### [Task objective]
Look through the data below and report how many lines include "discharge". Only the number should be given.

### [Material provided]
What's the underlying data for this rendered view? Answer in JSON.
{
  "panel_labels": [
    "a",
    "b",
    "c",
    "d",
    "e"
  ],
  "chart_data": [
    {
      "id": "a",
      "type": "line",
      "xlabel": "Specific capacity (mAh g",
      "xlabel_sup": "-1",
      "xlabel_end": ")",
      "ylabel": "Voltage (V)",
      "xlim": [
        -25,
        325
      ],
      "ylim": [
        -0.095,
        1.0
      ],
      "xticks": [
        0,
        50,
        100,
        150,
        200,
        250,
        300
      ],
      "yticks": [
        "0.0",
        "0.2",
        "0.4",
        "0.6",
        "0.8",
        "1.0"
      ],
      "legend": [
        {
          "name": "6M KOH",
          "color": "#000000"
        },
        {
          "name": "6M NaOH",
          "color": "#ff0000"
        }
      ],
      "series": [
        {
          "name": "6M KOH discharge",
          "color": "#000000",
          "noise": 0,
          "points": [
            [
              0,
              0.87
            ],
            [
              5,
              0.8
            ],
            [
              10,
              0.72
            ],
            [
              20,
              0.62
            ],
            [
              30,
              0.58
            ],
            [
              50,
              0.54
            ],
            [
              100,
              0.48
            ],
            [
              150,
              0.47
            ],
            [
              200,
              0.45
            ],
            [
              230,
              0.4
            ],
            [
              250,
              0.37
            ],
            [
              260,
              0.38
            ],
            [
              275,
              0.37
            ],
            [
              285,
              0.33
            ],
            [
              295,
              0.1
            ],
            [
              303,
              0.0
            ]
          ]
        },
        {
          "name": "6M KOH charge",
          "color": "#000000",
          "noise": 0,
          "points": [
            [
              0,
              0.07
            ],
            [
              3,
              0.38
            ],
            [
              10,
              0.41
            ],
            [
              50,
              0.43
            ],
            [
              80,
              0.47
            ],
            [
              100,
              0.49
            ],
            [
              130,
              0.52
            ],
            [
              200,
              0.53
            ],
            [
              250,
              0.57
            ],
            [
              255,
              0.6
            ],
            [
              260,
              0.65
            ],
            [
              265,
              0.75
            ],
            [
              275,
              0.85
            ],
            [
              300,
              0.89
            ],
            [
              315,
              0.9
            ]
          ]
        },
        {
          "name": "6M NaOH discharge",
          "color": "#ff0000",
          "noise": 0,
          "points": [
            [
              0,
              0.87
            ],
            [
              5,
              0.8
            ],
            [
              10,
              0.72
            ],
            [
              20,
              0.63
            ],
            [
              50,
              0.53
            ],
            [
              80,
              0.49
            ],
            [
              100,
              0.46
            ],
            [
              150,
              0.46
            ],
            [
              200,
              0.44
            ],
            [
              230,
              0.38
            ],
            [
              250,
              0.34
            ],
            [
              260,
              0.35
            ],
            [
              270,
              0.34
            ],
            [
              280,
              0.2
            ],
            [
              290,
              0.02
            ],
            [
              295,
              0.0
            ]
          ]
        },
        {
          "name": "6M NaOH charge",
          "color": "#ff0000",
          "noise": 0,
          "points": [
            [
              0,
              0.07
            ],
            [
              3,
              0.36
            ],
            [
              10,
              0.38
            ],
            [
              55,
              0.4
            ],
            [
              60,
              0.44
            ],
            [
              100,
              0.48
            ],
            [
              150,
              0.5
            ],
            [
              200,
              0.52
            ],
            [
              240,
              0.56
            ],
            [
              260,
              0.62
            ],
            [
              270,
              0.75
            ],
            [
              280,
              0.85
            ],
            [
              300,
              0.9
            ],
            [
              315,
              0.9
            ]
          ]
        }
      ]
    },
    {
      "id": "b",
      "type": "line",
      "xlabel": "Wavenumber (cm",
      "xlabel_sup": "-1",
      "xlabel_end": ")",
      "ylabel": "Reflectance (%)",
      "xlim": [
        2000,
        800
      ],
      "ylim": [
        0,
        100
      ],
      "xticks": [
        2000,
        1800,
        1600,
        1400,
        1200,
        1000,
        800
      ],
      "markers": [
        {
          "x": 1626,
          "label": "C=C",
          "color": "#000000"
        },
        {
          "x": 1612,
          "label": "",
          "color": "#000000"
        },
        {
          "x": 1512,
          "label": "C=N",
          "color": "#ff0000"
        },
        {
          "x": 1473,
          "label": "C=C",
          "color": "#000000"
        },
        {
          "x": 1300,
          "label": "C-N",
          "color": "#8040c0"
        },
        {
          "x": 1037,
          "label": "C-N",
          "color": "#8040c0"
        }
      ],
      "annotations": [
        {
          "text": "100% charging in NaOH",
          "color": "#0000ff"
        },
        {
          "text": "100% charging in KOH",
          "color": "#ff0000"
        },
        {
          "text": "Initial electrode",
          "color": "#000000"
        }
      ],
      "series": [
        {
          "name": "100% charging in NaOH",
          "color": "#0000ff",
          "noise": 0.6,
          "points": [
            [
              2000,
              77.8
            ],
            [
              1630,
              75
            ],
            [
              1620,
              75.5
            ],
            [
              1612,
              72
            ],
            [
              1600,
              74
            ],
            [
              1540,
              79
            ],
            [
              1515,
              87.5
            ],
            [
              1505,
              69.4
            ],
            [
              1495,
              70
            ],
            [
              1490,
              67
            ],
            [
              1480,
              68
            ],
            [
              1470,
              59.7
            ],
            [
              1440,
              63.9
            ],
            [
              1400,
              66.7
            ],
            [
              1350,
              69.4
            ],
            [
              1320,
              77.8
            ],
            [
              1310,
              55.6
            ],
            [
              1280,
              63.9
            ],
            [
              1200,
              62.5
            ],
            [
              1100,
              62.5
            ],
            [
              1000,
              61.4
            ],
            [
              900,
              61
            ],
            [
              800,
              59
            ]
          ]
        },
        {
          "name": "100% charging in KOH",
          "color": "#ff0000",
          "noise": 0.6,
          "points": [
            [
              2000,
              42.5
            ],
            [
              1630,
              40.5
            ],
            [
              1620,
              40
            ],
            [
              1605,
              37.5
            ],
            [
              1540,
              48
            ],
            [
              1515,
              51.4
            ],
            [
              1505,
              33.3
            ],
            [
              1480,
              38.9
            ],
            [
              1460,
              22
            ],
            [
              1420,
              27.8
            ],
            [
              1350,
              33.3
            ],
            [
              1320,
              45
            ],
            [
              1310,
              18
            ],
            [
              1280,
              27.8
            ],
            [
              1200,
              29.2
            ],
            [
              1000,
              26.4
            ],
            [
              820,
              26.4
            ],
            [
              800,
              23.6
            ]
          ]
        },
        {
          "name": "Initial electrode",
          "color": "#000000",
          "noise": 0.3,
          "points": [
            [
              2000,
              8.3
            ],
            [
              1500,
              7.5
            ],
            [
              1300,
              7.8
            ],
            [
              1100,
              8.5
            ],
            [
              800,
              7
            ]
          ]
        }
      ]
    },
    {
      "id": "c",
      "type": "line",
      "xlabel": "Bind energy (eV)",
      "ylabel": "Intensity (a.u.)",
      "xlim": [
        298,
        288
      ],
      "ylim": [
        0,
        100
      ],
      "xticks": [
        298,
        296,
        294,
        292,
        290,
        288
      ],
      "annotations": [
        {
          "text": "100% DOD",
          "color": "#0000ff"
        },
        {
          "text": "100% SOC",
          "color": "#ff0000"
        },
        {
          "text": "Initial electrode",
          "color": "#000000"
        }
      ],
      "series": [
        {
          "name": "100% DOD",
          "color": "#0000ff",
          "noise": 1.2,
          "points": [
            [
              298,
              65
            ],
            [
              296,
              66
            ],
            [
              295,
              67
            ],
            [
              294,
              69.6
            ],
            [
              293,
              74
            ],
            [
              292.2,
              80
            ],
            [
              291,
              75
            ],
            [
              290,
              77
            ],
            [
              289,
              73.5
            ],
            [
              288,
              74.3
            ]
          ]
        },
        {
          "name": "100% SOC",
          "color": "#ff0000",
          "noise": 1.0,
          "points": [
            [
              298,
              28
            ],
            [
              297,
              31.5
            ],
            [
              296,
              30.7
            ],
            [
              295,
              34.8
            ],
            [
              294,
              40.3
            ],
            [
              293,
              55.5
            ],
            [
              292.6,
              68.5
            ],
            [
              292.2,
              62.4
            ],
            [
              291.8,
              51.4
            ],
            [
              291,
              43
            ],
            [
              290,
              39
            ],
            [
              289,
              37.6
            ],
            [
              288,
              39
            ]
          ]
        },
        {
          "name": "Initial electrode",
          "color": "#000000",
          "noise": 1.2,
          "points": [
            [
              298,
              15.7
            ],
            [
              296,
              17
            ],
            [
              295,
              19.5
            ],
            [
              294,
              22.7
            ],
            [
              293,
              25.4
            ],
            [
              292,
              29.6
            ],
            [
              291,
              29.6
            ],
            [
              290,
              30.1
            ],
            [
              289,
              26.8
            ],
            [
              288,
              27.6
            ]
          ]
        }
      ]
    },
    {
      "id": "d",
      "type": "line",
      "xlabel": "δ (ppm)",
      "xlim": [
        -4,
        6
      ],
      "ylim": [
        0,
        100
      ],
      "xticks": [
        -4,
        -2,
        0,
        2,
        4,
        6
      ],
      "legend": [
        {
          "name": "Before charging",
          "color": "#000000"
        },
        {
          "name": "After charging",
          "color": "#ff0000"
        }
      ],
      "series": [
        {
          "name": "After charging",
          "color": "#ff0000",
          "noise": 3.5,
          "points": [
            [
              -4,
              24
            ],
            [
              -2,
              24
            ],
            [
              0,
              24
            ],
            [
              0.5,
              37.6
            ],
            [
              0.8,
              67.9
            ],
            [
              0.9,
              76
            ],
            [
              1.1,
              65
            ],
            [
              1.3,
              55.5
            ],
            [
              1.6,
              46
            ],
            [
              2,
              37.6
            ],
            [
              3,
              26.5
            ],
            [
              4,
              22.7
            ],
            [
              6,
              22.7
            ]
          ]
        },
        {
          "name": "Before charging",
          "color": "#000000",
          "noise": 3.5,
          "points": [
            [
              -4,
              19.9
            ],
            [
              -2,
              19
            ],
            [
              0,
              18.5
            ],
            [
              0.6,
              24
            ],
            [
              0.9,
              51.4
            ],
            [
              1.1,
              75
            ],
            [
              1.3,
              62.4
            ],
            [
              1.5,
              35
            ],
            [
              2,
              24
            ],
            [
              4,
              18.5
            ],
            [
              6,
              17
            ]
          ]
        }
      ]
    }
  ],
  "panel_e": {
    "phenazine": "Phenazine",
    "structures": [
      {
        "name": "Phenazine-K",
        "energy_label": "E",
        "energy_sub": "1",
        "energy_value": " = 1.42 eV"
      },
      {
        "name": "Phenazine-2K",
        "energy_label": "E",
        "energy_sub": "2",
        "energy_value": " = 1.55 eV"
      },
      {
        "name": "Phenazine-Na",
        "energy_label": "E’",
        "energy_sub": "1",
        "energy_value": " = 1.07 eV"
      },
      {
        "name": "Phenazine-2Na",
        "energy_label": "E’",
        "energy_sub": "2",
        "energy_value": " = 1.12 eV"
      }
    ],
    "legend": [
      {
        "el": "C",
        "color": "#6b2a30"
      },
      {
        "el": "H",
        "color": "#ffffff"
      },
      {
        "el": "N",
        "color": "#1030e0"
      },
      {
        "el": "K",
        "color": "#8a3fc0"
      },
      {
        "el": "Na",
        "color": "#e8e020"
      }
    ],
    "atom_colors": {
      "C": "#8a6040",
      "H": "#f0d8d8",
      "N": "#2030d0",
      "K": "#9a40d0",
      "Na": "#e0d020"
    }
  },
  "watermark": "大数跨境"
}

### [Written response]
2